What the task asks: What you return must be the lines of the data that hold the word "Schluß".

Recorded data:

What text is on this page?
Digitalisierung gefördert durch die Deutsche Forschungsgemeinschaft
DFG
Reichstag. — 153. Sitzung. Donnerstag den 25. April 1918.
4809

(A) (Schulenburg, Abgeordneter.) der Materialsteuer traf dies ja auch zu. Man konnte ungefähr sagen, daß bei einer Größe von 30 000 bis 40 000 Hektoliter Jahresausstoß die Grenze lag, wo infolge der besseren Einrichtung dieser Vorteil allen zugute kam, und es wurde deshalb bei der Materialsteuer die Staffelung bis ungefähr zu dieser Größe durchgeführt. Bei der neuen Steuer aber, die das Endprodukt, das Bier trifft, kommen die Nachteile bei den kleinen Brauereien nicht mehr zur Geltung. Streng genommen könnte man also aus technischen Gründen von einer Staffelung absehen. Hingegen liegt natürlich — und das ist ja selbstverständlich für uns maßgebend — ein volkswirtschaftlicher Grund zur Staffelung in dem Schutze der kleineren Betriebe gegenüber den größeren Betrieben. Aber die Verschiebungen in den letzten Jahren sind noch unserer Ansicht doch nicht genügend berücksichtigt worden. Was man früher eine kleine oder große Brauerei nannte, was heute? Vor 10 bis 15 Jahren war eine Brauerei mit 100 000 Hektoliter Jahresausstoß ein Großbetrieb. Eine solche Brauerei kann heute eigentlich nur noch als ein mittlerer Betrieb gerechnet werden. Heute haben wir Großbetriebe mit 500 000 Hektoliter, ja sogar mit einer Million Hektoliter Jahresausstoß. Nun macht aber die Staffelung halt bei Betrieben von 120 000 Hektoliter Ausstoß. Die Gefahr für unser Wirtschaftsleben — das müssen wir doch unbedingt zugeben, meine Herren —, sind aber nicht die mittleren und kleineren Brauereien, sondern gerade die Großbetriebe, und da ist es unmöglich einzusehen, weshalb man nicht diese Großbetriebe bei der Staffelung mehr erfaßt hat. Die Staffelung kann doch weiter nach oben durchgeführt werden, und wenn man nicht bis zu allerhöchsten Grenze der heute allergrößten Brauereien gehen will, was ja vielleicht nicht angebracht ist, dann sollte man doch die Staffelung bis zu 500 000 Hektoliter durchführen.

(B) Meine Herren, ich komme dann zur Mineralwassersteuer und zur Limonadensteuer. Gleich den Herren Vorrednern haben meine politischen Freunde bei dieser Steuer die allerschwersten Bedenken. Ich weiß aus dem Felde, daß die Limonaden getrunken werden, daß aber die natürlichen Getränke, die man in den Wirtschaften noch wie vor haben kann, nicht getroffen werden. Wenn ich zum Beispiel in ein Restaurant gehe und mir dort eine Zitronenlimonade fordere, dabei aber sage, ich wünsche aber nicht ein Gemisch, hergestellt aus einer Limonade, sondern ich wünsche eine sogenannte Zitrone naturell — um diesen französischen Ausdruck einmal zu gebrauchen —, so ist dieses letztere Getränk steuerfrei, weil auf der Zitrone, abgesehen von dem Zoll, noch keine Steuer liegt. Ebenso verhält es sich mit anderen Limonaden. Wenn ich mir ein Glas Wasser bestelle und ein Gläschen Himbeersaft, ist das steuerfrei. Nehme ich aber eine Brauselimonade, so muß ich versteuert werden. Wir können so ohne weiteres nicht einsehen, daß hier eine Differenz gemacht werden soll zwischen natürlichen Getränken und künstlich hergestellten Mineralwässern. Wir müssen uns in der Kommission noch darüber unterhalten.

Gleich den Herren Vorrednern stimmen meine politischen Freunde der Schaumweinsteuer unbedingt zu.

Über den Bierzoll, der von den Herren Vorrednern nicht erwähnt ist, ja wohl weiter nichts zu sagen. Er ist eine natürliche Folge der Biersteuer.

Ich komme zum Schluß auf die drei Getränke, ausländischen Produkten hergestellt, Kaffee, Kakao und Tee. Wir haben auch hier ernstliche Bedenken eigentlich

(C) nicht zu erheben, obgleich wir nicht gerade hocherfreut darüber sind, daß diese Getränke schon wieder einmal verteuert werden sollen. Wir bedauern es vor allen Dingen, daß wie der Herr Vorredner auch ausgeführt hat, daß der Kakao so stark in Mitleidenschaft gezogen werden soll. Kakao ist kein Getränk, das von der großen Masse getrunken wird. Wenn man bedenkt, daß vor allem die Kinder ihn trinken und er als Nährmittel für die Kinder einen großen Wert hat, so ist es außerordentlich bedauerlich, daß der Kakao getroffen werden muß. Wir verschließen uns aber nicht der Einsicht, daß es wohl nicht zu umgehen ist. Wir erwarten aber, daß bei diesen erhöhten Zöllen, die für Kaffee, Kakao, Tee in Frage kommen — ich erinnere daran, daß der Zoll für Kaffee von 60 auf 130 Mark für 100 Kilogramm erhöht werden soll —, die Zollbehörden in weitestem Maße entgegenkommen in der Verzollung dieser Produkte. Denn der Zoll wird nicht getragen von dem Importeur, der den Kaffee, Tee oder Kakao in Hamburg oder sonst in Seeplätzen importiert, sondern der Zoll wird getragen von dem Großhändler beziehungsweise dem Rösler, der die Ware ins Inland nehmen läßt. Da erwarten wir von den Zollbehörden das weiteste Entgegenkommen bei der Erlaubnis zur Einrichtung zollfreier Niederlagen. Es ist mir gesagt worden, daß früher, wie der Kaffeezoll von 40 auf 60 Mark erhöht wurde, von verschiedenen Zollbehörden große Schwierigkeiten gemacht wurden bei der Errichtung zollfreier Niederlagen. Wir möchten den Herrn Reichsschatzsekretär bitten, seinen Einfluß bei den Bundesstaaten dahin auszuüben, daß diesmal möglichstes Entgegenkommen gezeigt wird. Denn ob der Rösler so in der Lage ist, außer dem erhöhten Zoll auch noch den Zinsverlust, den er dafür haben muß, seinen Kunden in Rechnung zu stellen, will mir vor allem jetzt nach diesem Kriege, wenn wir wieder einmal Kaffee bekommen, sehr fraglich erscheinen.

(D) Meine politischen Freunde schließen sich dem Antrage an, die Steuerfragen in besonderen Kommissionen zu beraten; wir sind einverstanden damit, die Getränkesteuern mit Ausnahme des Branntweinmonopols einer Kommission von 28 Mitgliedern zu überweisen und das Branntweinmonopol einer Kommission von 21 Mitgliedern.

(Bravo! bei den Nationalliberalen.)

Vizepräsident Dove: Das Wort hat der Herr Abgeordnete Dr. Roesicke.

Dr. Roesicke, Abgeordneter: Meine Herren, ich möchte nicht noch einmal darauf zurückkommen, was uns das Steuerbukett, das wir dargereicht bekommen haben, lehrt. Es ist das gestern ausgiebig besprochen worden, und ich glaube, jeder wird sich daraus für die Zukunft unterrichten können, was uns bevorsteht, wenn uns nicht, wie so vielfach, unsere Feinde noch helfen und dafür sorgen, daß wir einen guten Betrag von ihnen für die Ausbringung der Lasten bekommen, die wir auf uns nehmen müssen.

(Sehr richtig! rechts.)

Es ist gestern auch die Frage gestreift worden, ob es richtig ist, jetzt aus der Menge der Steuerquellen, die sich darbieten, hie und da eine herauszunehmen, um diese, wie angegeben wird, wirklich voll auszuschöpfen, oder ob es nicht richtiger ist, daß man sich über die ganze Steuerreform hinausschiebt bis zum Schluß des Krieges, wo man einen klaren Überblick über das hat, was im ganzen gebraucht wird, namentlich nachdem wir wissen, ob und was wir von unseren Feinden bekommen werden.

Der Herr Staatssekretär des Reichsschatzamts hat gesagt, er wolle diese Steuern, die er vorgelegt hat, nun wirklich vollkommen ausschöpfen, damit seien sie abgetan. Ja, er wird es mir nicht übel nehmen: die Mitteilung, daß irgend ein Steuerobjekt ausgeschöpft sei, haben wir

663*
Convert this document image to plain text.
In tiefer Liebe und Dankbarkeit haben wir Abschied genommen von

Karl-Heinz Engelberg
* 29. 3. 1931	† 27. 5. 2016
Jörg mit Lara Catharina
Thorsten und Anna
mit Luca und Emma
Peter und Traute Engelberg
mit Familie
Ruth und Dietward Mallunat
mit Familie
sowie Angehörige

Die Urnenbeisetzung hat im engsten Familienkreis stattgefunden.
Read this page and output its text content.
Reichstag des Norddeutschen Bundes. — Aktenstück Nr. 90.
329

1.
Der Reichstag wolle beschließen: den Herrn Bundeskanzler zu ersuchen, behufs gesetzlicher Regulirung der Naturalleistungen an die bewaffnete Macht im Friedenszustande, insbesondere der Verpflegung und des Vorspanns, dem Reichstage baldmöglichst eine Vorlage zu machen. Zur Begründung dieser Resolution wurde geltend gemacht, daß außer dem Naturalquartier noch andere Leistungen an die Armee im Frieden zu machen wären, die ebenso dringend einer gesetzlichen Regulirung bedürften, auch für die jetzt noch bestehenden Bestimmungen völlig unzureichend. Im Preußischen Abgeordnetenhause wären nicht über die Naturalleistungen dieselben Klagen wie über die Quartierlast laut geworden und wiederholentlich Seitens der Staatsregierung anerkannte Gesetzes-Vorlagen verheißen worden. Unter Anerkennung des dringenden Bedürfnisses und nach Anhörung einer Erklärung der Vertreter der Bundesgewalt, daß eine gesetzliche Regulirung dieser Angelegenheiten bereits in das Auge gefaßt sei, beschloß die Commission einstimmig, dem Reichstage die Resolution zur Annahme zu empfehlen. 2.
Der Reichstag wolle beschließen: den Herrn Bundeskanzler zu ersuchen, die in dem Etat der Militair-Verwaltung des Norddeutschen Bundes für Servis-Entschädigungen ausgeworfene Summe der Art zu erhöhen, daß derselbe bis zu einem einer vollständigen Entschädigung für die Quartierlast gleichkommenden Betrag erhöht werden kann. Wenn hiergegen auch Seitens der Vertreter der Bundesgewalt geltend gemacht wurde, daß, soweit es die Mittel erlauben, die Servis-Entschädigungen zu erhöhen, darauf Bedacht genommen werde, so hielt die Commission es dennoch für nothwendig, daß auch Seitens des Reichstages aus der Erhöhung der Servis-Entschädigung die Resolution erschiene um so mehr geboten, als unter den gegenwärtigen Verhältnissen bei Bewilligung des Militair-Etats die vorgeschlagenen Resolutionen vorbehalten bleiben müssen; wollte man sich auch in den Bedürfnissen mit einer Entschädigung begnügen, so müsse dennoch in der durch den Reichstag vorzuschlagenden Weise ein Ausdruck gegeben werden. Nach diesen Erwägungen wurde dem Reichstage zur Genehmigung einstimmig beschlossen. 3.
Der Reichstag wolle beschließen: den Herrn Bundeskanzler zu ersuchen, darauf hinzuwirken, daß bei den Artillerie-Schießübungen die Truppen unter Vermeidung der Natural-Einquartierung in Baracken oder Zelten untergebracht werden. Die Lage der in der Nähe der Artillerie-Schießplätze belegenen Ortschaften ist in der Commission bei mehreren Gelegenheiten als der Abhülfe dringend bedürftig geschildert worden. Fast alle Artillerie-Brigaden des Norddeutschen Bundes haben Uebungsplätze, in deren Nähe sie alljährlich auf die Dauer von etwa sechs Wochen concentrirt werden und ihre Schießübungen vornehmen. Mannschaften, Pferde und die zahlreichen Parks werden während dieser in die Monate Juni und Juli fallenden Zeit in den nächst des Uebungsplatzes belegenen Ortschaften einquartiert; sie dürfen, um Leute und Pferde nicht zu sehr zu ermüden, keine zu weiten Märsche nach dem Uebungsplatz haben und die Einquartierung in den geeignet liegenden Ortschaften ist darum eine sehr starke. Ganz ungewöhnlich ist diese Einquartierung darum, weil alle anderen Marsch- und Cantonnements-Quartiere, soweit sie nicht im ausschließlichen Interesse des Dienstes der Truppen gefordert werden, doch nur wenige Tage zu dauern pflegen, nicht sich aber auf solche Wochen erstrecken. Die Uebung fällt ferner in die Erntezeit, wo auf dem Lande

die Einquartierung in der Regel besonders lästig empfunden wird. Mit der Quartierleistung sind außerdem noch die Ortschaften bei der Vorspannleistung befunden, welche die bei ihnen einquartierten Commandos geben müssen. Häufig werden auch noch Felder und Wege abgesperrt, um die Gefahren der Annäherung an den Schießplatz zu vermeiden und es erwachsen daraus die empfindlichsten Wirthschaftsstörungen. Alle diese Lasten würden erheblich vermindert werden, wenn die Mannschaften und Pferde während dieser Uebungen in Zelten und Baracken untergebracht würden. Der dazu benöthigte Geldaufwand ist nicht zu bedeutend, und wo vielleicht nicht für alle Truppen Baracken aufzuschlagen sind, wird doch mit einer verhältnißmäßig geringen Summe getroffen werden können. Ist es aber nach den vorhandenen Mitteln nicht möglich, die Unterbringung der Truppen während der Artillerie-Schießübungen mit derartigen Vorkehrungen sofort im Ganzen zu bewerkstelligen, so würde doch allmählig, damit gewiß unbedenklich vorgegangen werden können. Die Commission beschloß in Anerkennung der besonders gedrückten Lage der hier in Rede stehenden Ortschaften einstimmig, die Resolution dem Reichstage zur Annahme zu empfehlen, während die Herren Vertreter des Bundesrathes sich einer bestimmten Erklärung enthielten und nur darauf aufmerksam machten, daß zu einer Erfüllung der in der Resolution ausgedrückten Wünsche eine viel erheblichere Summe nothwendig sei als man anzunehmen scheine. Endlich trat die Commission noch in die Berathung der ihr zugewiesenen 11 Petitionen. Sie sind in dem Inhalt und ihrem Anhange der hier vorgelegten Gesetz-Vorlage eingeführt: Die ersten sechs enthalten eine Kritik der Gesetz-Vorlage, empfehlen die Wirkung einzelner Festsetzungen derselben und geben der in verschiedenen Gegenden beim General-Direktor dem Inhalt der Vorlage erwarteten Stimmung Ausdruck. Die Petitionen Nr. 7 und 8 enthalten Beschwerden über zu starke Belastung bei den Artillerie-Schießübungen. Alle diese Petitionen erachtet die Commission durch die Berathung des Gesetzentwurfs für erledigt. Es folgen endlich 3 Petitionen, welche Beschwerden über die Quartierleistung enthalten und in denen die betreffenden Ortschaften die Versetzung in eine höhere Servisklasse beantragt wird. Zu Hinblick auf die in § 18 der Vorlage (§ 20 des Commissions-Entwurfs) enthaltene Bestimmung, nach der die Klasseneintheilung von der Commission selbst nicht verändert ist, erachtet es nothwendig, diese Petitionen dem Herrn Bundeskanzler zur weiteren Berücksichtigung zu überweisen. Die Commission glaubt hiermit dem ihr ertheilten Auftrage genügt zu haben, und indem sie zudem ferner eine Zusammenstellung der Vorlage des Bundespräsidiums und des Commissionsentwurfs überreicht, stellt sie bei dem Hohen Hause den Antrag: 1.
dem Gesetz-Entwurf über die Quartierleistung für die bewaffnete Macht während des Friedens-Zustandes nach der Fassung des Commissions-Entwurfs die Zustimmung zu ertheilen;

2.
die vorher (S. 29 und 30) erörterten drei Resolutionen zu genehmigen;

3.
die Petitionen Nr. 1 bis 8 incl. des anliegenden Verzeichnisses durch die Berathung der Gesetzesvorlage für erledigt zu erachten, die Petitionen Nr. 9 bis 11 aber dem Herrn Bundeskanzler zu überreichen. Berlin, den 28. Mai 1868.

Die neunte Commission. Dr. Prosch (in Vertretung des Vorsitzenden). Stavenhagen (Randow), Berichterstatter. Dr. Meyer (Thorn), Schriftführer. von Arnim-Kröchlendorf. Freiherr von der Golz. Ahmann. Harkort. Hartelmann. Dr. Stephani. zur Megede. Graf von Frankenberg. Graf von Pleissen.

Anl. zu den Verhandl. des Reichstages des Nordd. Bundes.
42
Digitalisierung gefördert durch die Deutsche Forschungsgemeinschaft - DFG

Exercise output:
Ich komme zum Schluß auf die drei Getränke, ausländischen Produkten hergestellt, Kaffee, Kakao und Tee. Wir haben auch hier ernstliche Bedenken eigentlich
Es ist gestern auch die Frage gestreift worden, ob es richtig ist, jetzt aus der Menge der Steuerquellen, die sich darbieten, hie und da eine herauszunehmen, um diese, wie angegeben wird, wirklich voll auszuschöpfen, oder ob es nicht richtiger ist, daß man sich über die ganze Steuerreform hinausschiebt bis zum Schluß des Krieges, wo man einen klaren Überblick über das hat, was im ganzen gebraucht wird, namentlich nachdem wir wissen, ob und was wir von unseren Feinden bekommen werden.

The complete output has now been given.